Data entries for graphics:
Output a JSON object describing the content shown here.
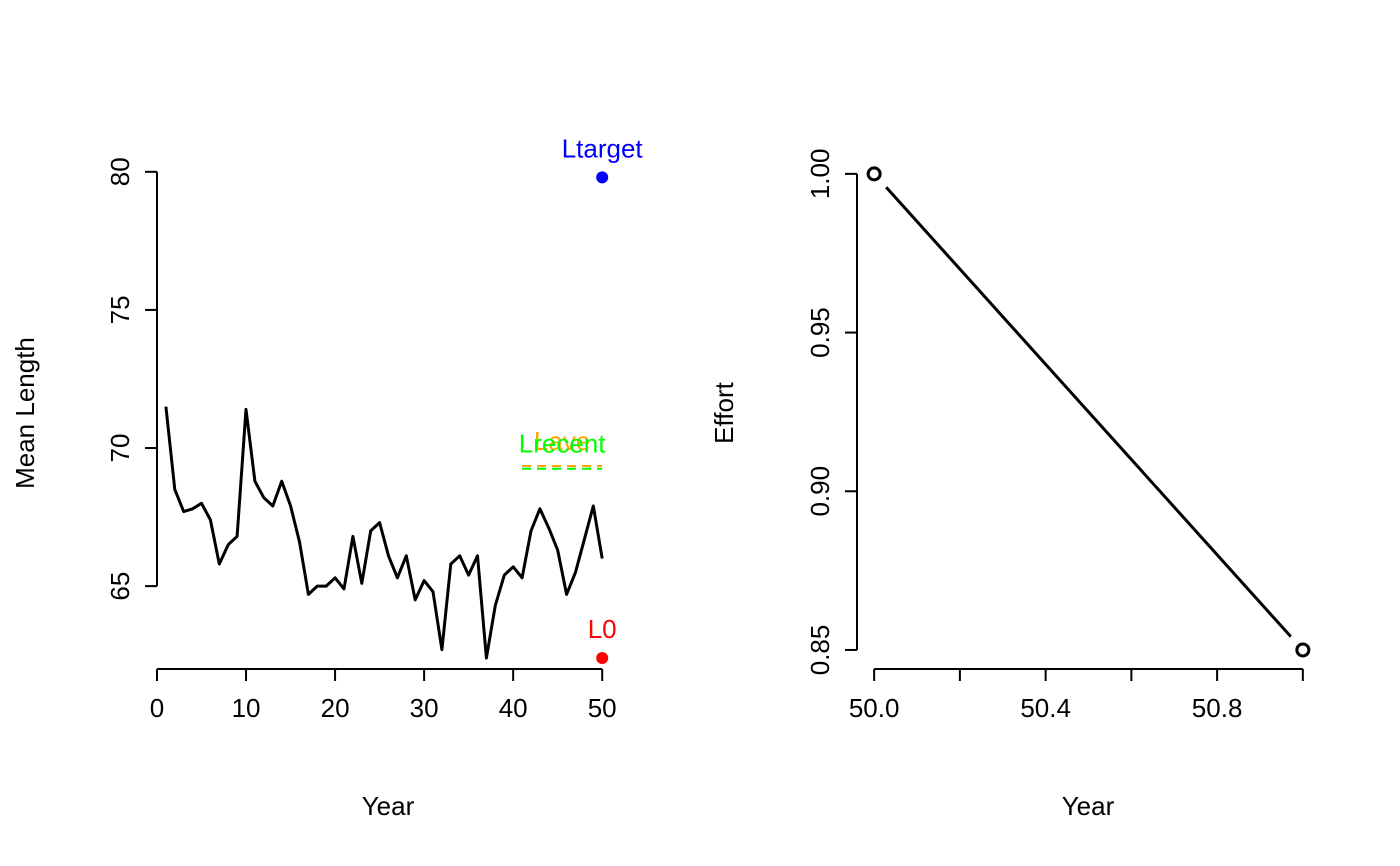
{
  "chart_data": [
    {
      "type": "line",
      "xlabel": "Year",
      "ylabel": "Mean Length",
      "xlim": [
        0,
        52
      ],
      "ylim": [
        62,
        80.5
      ],
      "xticks": [
        0,
        10,
        20,
        30,
        40,
        50
      ],
      "yticks": [
        65,
        70,
        75,
        80
      ],
      "series": [
        {
          "color": "#000000",
          "x": [
            1,
            2,
            3,
            4,
            5,
            6,
            7,
            8,
            9,
            10,
            11,
            12,
            13,
            14,
            15,
            16,
            17,
            18,
            19,
            20,
            21,
            22,
            23,
            24,
            25,
            26,
            27,
            28,
            29,
            30,
            31,
            32,
            33,
            34,
            35,
            36,
            37,
            38,
            39,
            40,
            41,
            42,
            43,
            44,
            45,
            46,
            47,
            48,
            49,
            50
          ],
          "values": [
            71.5,
            68.5,
            67.7,
            67.8,
            68.0,
            67.4,
            65.8,
            66.5,
            66.8,
            71.4,
            68.8,
            68.2,
            67.9,
            68.8,
            67.9,
            66.6,
            64.7,
            65.0,
            65.0,
            65.3,
            64.9,
            66.8,
            65.1,
            67.0,
            67.3,
            66.1,
            65.3,
            66.1,
            64.5,
            65.2,
            64.8,
            62.7,
            65.8,
            66.1,
            65.4,
            66.1,
            62.4,
            64.3,
            65.4,
            65.7,
            65.3,
            67.0,
            67.8,
            67.1,
            66.3,
            64.7,
            65.5,
            66.7,
            67.9,
            66.0
          ]
        }
      ],
      "reference_points": [
        {
          "label": "Ltarget",
          "x": 50,
          "y": 79.8,
          "color": "#0000FF"
        },
        {
          "label": "L0",
          "x": 50,
          "y": 62.4,
          "color": "#FF0000"
        }
      ],
      "reference_lines": [
        {
          "label": "Lave",
          "x_start": 41,
          "x_end": 50,
          "y": 69.35,
          "color": "#FFA500",
          "style": "dashed"
        },
        {
          "label": "Lrecent",
          "x_start": 41,
          "x_end": 50,
          "y": 69.25,
          "color": "#00FF00",
          "style": "dashed"
        }
      ]
    },
    {
      "type": "line",
      "xlabel": "Year",
      "ylabel": "Effort",
      "xlim": [
        49.96,
        51.04
      ],
      "ylim": [
        0.844,
        1.005
      ],
      "xticks": [
        50.0,
        50.2,
        50.4,
        50.6,
        50.8,
        51.0
      ],
      "xtick_labels": [
        "50.0",
        "",
        "50.4",
        "",
        "50.8",
        ""
      ],
      "yticks": [
        0.85,
        0.9,
        0.95,
        1.0
      ],
      "ytick_labels": [
        "0.85",
        "0.90",
        "0.95",
        "1.00"
      ],
      "series": [
        {
          "color": "#000000",
          "style": "both",
          "x": [
            50,
            51
          ],
          "values": [
            1.0,
            0.85
          ]
        }
      ]
    }
  ]
}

EXERCISE AIM: Give every line above again exactly, with no pictures.

RESPONSE TO THE EXERCISE:
Output a JSON object describing the content shown here.
{
  "chart_data": [
    {
      "type": "line",
      "xlabel": "Year",
      "ylabel": "Mean Length",
      "xlim": [
        0,
        52
      ],
      "ylim": [
        62,
        80.5
      ],
      "xticks": [
        0,
        10,
        20,
        30,
        40,
        50
      ],
      "yticks": [
        65,
        70,
        75,
        80
      ],
      "series": [
        {
          "color": "#000000",
          "x": [
            1,
            2,
            3,
            4,
            5,
            6,
            7,
            8,
            9,
            10,
            11,
            12,
            13,
            14,
            15,
            16,
            17,
            18,
            19,
            20,
            21,
            22,
            23,
            24,
            25,
            26,
            27,
            28,
            29,
            30,
            31,
            32,
            33,
            34,
            35,
            36,
            37,
            38,
            39,
            40,
            41,
            42,
            43,
            44,
            45,
            46,
            47,
            48,
            49,
            50
          ],
          "values": [
            71.5,
            68.5,
            67.7,
            67.8,
            68.0,
            67.4,
            65.8,
            66.5,
            66.8,
            71.4,
            68.8,
            68.2,
            67.9,
            68.8,
            67.9,
            66.6,
            64.7,
            65.0,
            65.0,
            65.3,
            64.9,
            66.8,
            65.1,
            67.0,
            67.3,
            66.1,
            65.3,
            66.1,
            64.5,
            65.2,
            64.8,
            62.7,
            65.8,
            66.1,
            65.4,
            66.1,
            62.4,
            64.3,
            65.4,
            65.7,
            65.3,
            67.0,
            67.8,
            67.1,
            66.3,
            64.7,
            65.5,
            66.7,
            67.9,
            66.0
          ]
        }
      ],
      "reference_points": [
        {
          "label": "Ltarget",
          "x": 50,
          "y": 79.8,
          "color": "#0000FF"
        },
        {
          "label": "L0",
          "x": 50,
          "y": 62.4,
          "color": "#FF0000"
        }
      ],
      "reference_lines": [
        {
          "label": "Lave",
          "x_start": 41,
          "x_end": 50,
          "y": 69.35,
          "color": "#FFA500",
          "style": "dashed"
        },
        {
          "label": "Lrecent",
          "x_start": 41,
          "x_end": 50,
          "y": 69.25,
          "color": "#00FF00",
          "style": "dashed"
        }
      ]
    },
    {
      "type": "line",
      "xlabel": "Year",
      "ylabel": "Effort",
      "xlim": [
        49.96,
        51.04
      ],
      "ylim": [
        0.844,
        1.005
      ],
      "xticks": [
        50.0,
        50.2,
        50.4,
        50.6,
        50.8,
        51.0
      ],
      "xtick_labels": [
        "50.0",
        "",
        "50.4",
        "",
        "50.8",
        ""
      ],
      "yticks": [
        0.85,
        0.9,
        0.95,
        1.0
      ],
      "ytick_labels": [
        "0.85",
        "0.90",
        "0.95",
        "1.00"
      ],
      "series": [
        {
          "color": "#000000",
          "style": "both",
          "x": [
            50,
            51
          ],
          "values": [
            1.0,
            0.85
          ]
        }
      ]
    }
  ]
}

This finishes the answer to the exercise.